### [EXERCISE AIM]
Collect the lines of the entries where "Sleeping" shows up.

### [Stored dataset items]

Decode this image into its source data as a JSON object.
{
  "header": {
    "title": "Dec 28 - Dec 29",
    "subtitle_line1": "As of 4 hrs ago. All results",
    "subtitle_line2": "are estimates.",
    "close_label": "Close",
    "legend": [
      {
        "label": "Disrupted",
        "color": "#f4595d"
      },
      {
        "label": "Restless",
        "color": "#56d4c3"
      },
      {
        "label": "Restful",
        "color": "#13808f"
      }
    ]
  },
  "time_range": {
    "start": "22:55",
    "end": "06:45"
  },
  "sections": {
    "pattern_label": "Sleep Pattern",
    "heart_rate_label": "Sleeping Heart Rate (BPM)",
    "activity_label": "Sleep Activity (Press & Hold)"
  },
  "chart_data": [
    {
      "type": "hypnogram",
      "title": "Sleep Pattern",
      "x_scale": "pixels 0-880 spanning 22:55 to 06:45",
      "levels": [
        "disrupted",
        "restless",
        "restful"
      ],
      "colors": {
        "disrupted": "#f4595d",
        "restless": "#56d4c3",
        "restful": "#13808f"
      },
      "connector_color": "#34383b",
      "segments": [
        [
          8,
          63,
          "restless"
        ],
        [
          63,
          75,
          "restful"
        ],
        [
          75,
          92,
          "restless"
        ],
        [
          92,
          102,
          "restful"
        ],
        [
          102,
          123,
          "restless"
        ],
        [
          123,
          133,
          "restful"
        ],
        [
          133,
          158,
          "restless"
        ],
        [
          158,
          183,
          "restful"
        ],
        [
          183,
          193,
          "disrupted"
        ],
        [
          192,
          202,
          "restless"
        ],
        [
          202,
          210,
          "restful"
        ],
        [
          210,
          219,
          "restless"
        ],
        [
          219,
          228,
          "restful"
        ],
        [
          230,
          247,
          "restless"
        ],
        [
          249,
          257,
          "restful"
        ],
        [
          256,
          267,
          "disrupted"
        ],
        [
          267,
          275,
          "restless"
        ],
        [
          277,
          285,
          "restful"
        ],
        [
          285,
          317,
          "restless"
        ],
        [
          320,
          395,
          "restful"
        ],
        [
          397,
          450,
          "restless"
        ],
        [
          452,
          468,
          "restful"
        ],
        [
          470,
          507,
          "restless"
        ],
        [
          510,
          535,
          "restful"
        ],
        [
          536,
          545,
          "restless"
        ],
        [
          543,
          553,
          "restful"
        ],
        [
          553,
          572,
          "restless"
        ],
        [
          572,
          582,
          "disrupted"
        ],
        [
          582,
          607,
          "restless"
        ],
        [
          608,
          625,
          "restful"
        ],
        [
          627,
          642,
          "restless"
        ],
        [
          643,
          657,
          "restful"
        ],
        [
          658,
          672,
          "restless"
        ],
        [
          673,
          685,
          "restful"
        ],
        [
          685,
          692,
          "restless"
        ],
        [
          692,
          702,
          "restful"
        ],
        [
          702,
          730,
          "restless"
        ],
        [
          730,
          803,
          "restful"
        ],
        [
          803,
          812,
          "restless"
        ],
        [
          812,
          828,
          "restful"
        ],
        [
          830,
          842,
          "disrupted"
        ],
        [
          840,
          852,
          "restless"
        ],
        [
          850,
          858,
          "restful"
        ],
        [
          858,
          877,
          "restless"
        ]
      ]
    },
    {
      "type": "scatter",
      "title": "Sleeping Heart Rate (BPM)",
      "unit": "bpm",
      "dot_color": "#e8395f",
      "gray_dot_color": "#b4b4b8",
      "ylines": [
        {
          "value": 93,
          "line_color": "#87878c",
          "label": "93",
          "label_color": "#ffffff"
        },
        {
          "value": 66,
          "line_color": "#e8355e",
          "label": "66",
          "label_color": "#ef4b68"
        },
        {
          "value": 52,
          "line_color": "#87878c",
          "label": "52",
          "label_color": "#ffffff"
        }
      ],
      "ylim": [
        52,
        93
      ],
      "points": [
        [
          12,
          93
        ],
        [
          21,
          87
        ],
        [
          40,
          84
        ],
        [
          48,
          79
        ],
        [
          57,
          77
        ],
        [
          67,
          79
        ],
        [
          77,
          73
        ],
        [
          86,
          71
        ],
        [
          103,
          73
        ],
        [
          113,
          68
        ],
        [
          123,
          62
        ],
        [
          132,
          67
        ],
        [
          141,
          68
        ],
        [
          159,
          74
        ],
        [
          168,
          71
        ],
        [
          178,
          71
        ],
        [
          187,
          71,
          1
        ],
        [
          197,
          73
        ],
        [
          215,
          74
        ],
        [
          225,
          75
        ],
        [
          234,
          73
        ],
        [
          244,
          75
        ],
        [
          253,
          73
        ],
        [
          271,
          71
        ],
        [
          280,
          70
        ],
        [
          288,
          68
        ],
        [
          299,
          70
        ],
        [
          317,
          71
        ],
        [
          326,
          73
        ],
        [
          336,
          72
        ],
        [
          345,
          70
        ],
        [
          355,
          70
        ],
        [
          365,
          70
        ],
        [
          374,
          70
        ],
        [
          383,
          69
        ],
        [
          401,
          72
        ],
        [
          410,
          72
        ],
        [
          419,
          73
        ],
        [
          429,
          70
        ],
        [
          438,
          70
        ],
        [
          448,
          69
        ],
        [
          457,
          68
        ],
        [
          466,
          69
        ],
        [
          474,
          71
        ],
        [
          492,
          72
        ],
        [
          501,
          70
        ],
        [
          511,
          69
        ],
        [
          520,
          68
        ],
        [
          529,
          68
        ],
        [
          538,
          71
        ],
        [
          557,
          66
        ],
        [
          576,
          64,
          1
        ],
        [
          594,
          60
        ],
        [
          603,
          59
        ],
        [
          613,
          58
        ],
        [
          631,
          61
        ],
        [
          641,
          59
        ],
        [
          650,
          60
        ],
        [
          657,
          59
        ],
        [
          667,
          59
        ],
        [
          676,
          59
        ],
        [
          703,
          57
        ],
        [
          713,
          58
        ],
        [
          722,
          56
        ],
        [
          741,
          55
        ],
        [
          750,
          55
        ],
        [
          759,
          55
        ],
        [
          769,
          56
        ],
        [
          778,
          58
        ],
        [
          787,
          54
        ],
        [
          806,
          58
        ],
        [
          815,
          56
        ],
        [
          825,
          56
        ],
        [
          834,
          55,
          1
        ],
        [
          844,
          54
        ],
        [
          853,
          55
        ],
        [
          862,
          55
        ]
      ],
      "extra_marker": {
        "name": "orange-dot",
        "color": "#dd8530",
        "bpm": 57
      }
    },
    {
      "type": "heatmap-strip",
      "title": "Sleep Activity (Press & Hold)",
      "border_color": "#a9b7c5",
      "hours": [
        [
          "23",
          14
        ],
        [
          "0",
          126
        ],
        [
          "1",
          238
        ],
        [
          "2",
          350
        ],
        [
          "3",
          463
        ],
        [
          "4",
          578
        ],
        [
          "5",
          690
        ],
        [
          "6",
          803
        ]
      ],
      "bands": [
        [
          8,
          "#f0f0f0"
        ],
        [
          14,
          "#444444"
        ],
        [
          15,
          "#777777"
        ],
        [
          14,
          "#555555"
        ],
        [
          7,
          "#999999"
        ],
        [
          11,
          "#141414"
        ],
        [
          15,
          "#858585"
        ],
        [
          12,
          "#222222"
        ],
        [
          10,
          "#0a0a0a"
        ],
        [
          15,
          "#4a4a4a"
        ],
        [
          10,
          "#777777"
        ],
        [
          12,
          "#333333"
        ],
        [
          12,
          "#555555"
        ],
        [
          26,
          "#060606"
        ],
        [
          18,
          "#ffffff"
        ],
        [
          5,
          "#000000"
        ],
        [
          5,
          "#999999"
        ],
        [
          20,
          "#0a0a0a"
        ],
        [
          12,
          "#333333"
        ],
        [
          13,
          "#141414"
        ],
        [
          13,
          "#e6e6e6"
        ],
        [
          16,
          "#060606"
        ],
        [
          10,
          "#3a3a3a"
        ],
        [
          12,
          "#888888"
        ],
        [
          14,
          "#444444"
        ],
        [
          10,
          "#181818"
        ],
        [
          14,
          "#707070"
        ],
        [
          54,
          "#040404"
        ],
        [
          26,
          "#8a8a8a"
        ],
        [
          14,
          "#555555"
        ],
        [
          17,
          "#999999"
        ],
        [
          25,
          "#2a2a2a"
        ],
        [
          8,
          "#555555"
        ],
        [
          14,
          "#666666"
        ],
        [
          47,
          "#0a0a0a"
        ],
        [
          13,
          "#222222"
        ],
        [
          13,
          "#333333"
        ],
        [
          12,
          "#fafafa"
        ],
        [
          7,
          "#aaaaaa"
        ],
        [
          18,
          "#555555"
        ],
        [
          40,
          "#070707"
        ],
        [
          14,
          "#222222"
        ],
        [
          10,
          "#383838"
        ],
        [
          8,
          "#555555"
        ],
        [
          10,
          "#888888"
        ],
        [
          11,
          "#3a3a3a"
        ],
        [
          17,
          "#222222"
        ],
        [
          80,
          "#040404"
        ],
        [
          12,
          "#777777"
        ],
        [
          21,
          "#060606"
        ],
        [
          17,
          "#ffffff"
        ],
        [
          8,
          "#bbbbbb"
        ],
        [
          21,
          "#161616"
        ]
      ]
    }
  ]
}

### [WORKED SOLUTION]
    "heart_rate_label": "Sleeping Heart Rate (BPM)",
      "title": "Sleeping Heart Rate (BPM)",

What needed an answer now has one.